Data records:
========================================

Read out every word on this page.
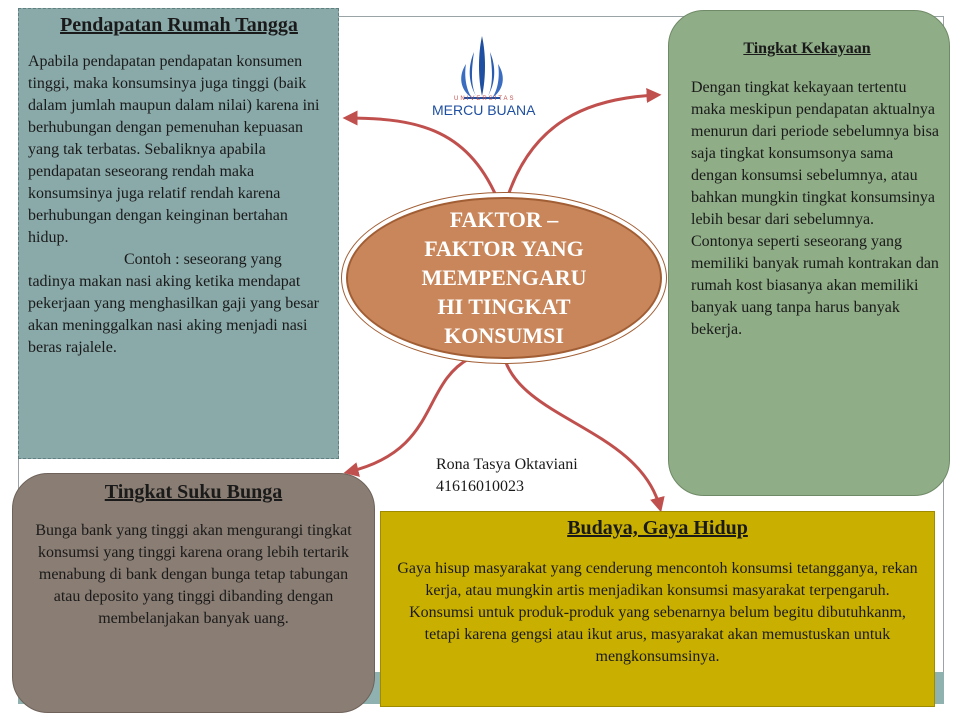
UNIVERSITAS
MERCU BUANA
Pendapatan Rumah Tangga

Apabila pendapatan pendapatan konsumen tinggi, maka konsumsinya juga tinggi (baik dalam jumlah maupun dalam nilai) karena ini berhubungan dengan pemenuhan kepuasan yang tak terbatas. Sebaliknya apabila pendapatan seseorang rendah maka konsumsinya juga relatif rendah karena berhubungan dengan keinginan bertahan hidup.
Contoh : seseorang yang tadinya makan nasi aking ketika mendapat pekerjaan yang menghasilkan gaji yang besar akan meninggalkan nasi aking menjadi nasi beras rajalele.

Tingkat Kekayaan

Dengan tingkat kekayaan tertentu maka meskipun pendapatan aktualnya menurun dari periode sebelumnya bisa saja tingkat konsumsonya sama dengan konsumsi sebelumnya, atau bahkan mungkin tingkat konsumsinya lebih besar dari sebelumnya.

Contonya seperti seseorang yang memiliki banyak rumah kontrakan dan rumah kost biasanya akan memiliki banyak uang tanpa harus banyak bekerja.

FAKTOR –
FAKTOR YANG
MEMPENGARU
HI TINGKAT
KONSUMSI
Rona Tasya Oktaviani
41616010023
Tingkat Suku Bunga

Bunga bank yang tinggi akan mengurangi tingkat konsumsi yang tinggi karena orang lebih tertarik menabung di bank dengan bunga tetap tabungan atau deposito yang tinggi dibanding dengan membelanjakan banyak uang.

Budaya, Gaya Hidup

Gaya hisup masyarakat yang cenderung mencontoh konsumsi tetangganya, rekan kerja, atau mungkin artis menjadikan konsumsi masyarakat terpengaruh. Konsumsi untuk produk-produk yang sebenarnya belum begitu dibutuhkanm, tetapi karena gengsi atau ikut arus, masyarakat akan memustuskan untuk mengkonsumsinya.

========================================

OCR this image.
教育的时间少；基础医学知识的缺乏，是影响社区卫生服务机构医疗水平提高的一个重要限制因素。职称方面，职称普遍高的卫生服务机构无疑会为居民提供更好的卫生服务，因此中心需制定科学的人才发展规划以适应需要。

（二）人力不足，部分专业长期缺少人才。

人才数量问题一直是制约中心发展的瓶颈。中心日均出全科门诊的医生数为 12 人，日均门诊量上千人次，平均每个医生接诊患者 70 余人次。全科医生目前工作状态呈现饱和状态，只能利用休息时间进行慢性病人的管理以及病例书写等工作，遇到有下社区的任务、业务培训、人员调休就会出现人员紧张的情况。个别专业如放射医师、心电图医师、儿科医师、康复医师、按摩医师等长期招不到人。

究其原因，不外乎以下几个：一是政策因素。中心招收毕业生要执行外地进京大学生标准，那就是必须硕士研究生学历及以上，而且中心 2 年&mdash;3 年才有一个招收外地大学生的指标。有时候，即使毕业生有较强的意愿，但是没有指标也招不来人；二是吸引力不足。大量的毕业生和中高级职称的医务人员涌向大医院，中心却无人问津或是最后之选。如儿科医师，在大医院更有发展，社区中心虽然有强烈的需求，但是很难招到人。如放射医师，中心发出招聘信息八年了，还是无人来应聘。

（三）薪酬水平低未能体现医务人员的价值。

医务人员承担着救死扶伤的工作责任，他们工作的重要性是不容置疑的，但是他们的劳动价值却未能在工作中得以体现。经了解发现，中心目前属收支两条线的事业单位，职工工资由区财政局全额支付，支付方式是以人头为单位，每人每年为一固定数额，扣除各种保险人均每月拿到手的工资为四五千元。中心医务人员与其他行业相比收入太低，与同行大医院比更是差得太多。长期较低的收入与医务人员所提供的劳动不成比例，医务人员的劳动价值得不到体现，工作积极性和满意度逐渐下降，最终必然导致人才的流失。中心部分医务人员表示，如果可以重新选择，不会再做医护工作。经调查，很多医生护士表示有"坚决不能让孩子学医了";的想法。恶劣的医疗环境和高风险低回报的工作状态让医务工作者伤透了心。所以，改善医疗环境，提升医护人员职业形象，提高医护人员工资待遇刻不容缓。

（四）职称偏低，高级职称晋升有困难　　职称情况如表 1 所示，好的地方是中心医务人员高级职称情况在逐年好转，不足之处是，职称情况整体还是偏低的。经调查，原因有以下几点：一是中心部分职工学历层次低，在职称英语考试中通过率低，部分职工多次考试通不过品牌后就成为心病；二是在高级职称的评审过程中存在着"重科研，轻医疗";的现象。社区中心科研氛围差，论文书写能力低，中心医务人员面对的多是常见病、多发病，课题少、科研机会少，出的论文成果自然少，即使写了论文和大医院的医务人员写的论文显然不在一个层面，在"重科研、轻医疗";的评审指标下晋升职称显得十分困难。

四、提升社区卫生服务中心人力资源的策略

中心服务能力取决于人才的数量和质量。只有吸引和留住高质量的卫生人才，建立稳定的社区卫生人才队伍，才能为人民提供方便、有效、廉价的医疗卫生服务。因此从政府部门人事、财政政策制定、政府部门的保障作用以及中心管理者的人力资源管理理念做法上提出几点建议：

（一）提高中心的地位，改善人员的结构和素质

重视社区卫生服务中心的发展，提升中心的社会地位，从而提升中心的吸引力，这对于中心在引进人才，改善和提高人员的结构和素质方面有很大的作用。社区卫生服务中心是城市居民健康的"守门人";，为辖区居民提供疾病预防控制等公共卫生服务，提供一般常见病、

========================================

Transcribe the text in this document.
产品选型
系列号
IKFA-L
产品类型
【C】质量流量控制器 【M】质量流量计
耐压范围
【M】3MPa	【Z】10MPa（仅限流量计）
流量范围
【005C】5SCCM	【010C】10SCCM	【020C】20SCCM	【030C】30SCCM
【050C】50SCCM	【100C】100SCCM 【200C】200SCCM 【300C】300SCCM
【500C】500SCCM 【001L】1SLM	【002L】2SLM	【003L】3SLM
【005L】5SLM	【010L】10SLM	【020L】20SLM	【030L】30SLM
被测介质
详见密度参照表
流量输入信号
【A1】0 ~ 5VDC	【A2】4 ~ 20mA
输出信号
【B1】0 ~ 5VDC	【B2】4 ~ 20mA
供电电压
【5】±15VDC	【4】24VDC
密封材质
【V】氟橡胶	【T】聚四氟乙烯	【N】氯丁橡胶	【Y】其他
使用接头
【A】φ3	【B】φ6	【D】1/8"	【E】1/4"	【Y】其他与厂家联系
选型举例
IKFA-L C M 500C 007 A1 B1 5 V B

========================================

* _What to work on_
In the records above, how many lines include "this"? Give that number and nothing more.

* _Solution to the exercise_
3